### Stated goal
Please transcribe the listing below in full and word for word, without its pictures.

Dataset listings of figures
* * * * *

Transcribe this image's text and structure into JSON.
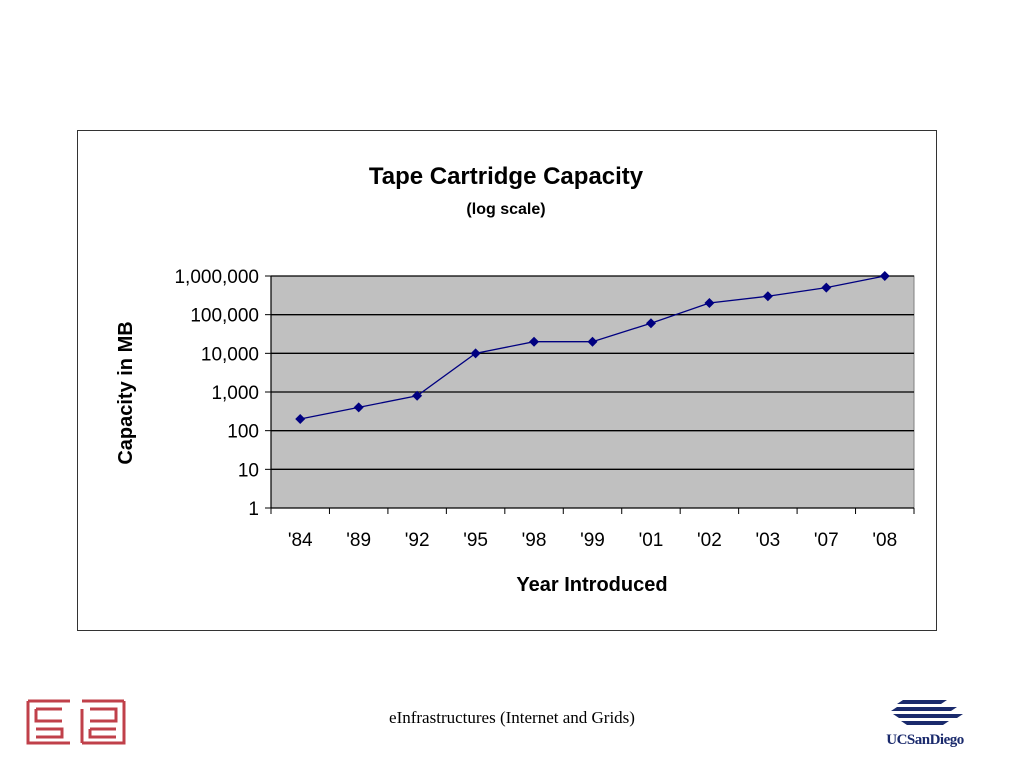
{
  "footer": {
    "text": "eInfrastructures (Internet and Grids)"
  },
  "logos": {
    "right_text": "UCSanDiego"
  },
  "colors": {
    "plot_bg": "#c0c0c0",
    "series": "#000080",
    "grid": "#000000"
  },
  "chart_data": {
    "type": "line",
    "title": "Tape Cartridge Capacity",
    "subtitle": "(log scale)",
    "xlabel": "Year Introduced",
    "ylabel": "Capacity in MB",
    "yscale": "log",
    "ylim": [
      1,
      1000000
    ],
    "yticks": [
      "1",
      "10",
      "100",
      "1,000",
      "10,000",
      "100,000",
      "1,000,000"
    ],
    "grid": true,
    "legend": "none",
    "categories": [
      "'84",
      "'89",
      "'92",
      "'95",
      "'98",
      "'99",
      "'01",
      "'02",
      "'03",
      "'07",
      "'08"
    ],
    "series": [
      {
        "values": [
          200,
          400,
          800,
          10000,
          20000,
          20000,
          60000,
          200000,
          300000,
          500000,
          1000000
        ]
      }
    ]
  }
}
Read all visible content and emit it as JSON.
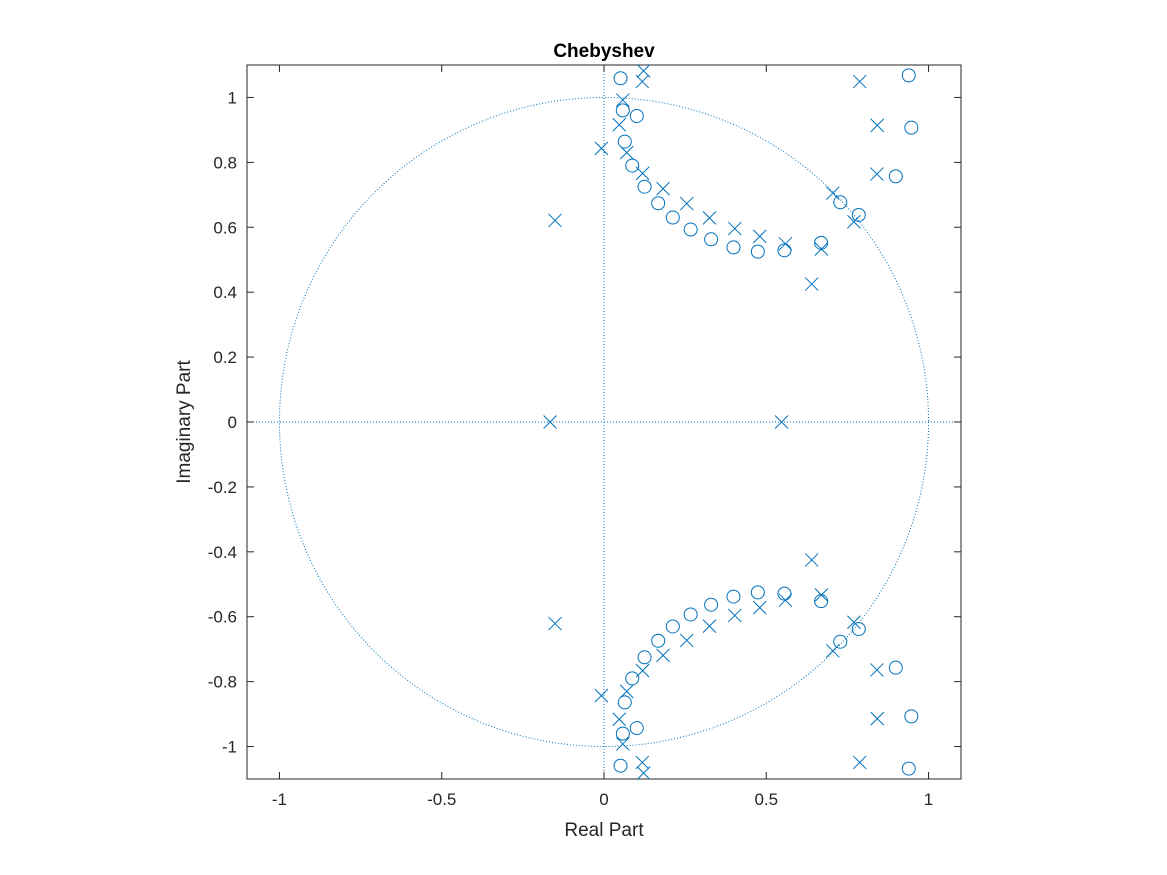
{
  "chart_data": {
    "type": "scatter",
    "title": "Chebyshev",
    "xlabel": "Real Part",
    "ylabel": "Imaginary Part",
    "xlim": [
      -1.1,
      1.1
    ],
    "ylim": [
      -1.1,
      1.1
    ],
    "xticks": [
      -1,
      -0.5,
      0,
      0.5,
      1
    ],
    "xtick_labels": [
      "-1",
      "-0.5",
      "0",
      "0.5",
      "1"
    ],
    "yticks": [
      -1,
      -0.8,
      -0.6,
      -0.4,
      -0.2,
      0,
      0.2,
      0.4,
      0.6,
      0.8,
      1
    ],
    "ytick_labels": [
      "-1",
      "-0.8",
      "-0.6",
      "-0.4",
      "-0.2",
      "0",
      "0.2",
      "0.4",
      "0.6",
      "0.8",
      "1"
    ],
    "grid": false,
    "unit_circle": true,
    "color": "#0072BD",
    "series": [
      {
        "marker": "circle",
        "points": [
          [
            0.051,
            1.059
          ],
          [
            0.058,
            0.96
          ],
          [
            0.101,
            0.943
          ],
          [
            0.064,
            0.864
          ],
          [
            0.087,
            0.79
          ],
          [
            0.125,
            0.725
          ],
          [
            0.167,
            0.674
          ],
          [
            0.212,
            0.63
          ],
          [
            0.267,
            0.593
          ],
          [
            0.33,
            0.563
          ],
          [
            0.399,
            0.538
          ],
          [
            0.474,
            0.525
          ],
          [
            0.556,
            0.529
          ],
          [
            0.669,
            0.552
          ],
          [
            0.728,
            0.677
          ],
          [
            0.785,
            0.638
          ],
          [
            0.899,
            0.757
          ],
          [
            0.939,
            1.068
          ],
          [
            0.947,
            0.907
          ],
          [
            0.051,
            -1.059
          ],
          [
            0.058,
            -0.96
          ],
          [
            0.101,
            -0.943
          ],
          [
            0.064,
            -0.864
          ],
          [
            0.087,
            -0.79
          ],
          [
            0.125,
            -0.725
          ],
          [
            0.167,
            -0.674
          ],
          [
            0.212,
            -0.63
          ],
          [
            0.267,
            -0.593
          ],
          [
            0.33,
            -0.563
          ],
          [
            0.399,
            -0.538
          ],
          [
            0.474,
            -0.525
          ],
          [
            0.556,
            -0.529
          ],
          [
            0.669,
            -0.552
          ],
          [
            0.728,
            -0.677
          ],
          [
            0.785,
            -0.638
          ],
          [
            0.899,
            -0.757
          ],
          [
            0.939,
            -1.068
          ],
          [
            0.947,
            -0.907
          ]
        ]
      },
      {
        "marker": "cross",
        "points": [
          [
            -0.151,
            0.621
          ],
          [
            -0.166,
            0.0
          ],
          [
            0.547,
            0.0
          ],
          [
            -0.151,
            -0.621
          ],
          [
            -0.008,
            0.843
          ],
          [
            0.047,
            0.916
          ],
          [
            0.058,
            0.992
          ],
          [
            0.118,
            1.049
          ],
          [
            0.122,
            1.082
          ],
          [
            0.07,
            0.83
          ],
          [
            0.119,
            0.766
          ],
          [
            0.182,
            0.719
          ],
          [
            0.255,
            0.673
          ],
          [
            0.325,
            0.629
          ],
          [
            0.403,
            0.596
          ],
          [
            0.48,
            0.572
          ],
          [
            0.559,
            0.549
          ],
          [
            0.64,
            0.425
          ],
          [
            0.67,
            0.533
          ],
          [
            0.705,
            0.705
          ],
          [
            0.77,
            0.617
          ],
          [
            0.788,
            1.049
          ],
          [
            0.842,
            0.914
          ],
          [
            0.841,
            0.764
          ],
          [
            -0.008,
            -0.843
          ],
          [
            0.047,
            -0.916
          ],
          [
            0.058,
            -0.992
          ],
          [
            0.118,
            -1.049
          ],
          [
            0.122,
            -1.082
          ],
          [
            0.07,
            -0.83
          ],
          [
            0.119,
            -0.766
          ],
          [
            0.182,
            -0.719
          ],
          [
            0.255,
            -0.673
          ],
          [
            0.325,
            -0.629
          ],
          [
            0.403,
            -0.596
          ],
          [
            0.48,
            -0.572
          ],
          [
            0.559,
            -0.549
          ],
          [
            0.64,
            -0.425
          ],
          [
            0.67,
            -0.533
          ],
          [
            0.705,
            -0.705
          ],
          [
            0.77,
            -0.617
          ],
          [
            0.788,
            -1.049
          ],
          [
            0.842,
            -0.914
          ],
          [
            0.841,
            -0.764
          ]
        ]
      }
    ]
  }
}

* * * * *

### Result of this exercise
Transcribe this image's text and structure into JSON.
{
  "footer": {
    "text": "eInfrastructures (Internet and Grids)"
  },
  "logos": {
    "right_text": "UCSanDiego"
  },
  "colors": {
    "plot_bg": "#c0c0c0",
    "series": "#000080",
    "grid": "#000000"
  },
  "chart_data": {
    "type": "line",
    "title": "Tape Cartridge Capacity",
    "subtitle": "(log scale)",
    "xlabel": "Year Introduced",
    "ylabel": "Capacity in MB",
    "yscale": "log",
    "ylim": [
      1,
      1000000
    ],
    "yticks": [
      "1",
      "10",
      "100",
      "1,000",
      "10,000",
      "100,000",
      "1,000,000"
    ],
    "grid": true,
    "legend": "none",
    "categories": [
      "'84",
      "'89",
      "'92",
      "'95",
      "'98",
      "'99",
      "'01",
      "'02",
      "'03",
      "'07",
      "'08"
    ],
    "series": [
      {
        "values": [
          200,
          400,
          800,
          10000,
          20000,
          20000,
          60000,
          200000,
          300000,
          500000,
          1000000
        ]
      }
    ]
  }
}
Read all visible content and emit it as JSON.
{
  "chart_data": {
    "type": "scatter",
    "title": "Chebyshev",
    "xlabel": "Real Part",
    "ylabel": "Imaginary Part",
    "xlim": [
      -1.1,
      1.1
    ],
    "ylim": [
      -1.1,
      1.1
    ],
    "xticks": [
      -1,
      -0.5,
      0,
      0.5,
      1
    ],
    "xtick_labels": [
      "-1",
      "-0.5",
      "0",
      "0.5",
      "1"
    ],
    "yticks": [
      -1,
      -0.8,
      -0.6,
      -0.4,
      -0.2,
      0,
      0.2,
      0.4,
      0.6,
      0.8,
      1
    ],
    "ytick_labels": [
      "-1",
      "-0.8",
      "-0.6",
      "-0.4",
      "-0.2",
      "0",
      "0.2",
      "0.4",
      "0.6",
      "0.8",
      "1"
    ],
    "grid": false,
    "unit_circle": true,
    "color": "#0072BD",
    "series": [
      {
        "marker": "circle",
        "points": [
          [
            0.051,
            1.059
          ],
          [
            0.058,
            0.96
          ],
          [
            0.101,
            0.943
          ],
          [
            0.064,
            0.864
          ],
          [
            0.087,
            0.79
          ],
          [
            0.125,
            0.725
          ],
          [
            0.167,
            0.674
          ],
          [
            0.212,
            0.63
          ],
          [
            0.267,
            0.593
          ],
          [
            0.33,
            0.563
          ],
          [
            0.399,
            0.538
          ],
          [
            0.474,
            0.525
          ],
          [
            0.556,
            0.529
          ],
          [
            0.669,
            0.552
          ],
          [
            0.728,
            0.677
          ],
          [
            0.785,
            0.638
          ],
          [
            0.899,
            0.757
          ],
          [
            0.939,
            1.068
          ],
          [
            0.947,
            0.907
          ],
          [
            0.051,
            -1.059
          ],
          [
            0.058,
            -0.96
          ],
          [
            0.101,
            -0.943
          ],
          [
            0.064,
            -0.864
          ],
          [
            0.087,
            -0.79
          ],
          [
            0.125,
            -0.725
          ],
          [
            0.167,
            -0.674
          ],
          [
            0.212,
            -0.63
          ],
          [
            0.267,
            -0.593
          ],
          [
            0.33,
            -0.563
          ],
          [
            0.399,
            -0.538
          ],
          [
            0.474,
            -0.525
          ],
          [
            0.556,
            -0.529
          ],
          [
            0.669,
            -0.552
          ],
          [
            0.728,
            -0.677
          ],
          [
            0.785,
            -0.638
          ],
          [
            0.899,
            -0.757
          ],
          [
            0.939,
            -1.068
          ],
          [
            0.947,
            -0.907
          ]
        ]
      },
      {
        "marker": "cross",
        "points": [
          [
            -0.151,
            0.621
          ],
          [
            -0.166,
            0.0
          ],
          [
            0.547,
            0.0
          ],
          [
            -0.151,
            -0.621
          ],
          [
            -0.008,
            0.843
          ],
          [
            0.047,
            0.916
          ],
          [
            0.058,
            0.992
          ],
          [
            0.118,
            1.049
          ],
          [
            0.122,
            1.082
          ],
          [
            0.07,
            0.83
          ],
          [
            0.119,
            0.766
          ],
          [
            0.182,
            0.719
          ],
          [
            0.255,
            0.673
          ],
          [
            0.325,
            0.629
          ],
          [
            0.403,
            0.596
          ],
          [
            0.48,
            0.572
          ],
          [
            0.559,
            0.549
          ],
          [
            0.64,
            0.425
          ],
          [
            0.67,
            0.533
          ],
          [
            0.705,
            0.705
          ],
          [
            0.77,
            0.617
          ],
          [
            0.788,
            1.049
          ],
          [
            0.842,
            0.914
          ],
          [
            0.841,
            0.764
          ],
          [
            -0.008,
            -0.843
          ],
          [
            0.047,
            -0.916
          ],
          [
            0.058,
            -0.992
          ],
          [
            0.118,
            -1.049
          ],
          [
            0.122,
            -1.082
          ],
          [
            0.07,
            -0.83
          ],
          [
            0.119,
            -0.766
          ],
          [
            0.182,
            -0.719
          ],
          [
            0.255,
            -0.673
          ],
          [
            0.325,
            -0.629
          ],
          [
            0.403,
            -0.596
          ],
          [
            0.48,
            -0.572
          ],
          [
            0.559,
            -0.549
          ],
          [
            0.64,
            -0.425
          ],
          [
            0.67,
            -0.533
          ],
          [
            0.705,
            -0.705
          ],
          [
            0.77,
            -0.617
          ],
          [
            0.788,
            -1.049
          ],
          [
            0.842,
            -0.914
          ],
          [
            0.841,
            -0.764
          ]
        ]
      }
    ]
  }
}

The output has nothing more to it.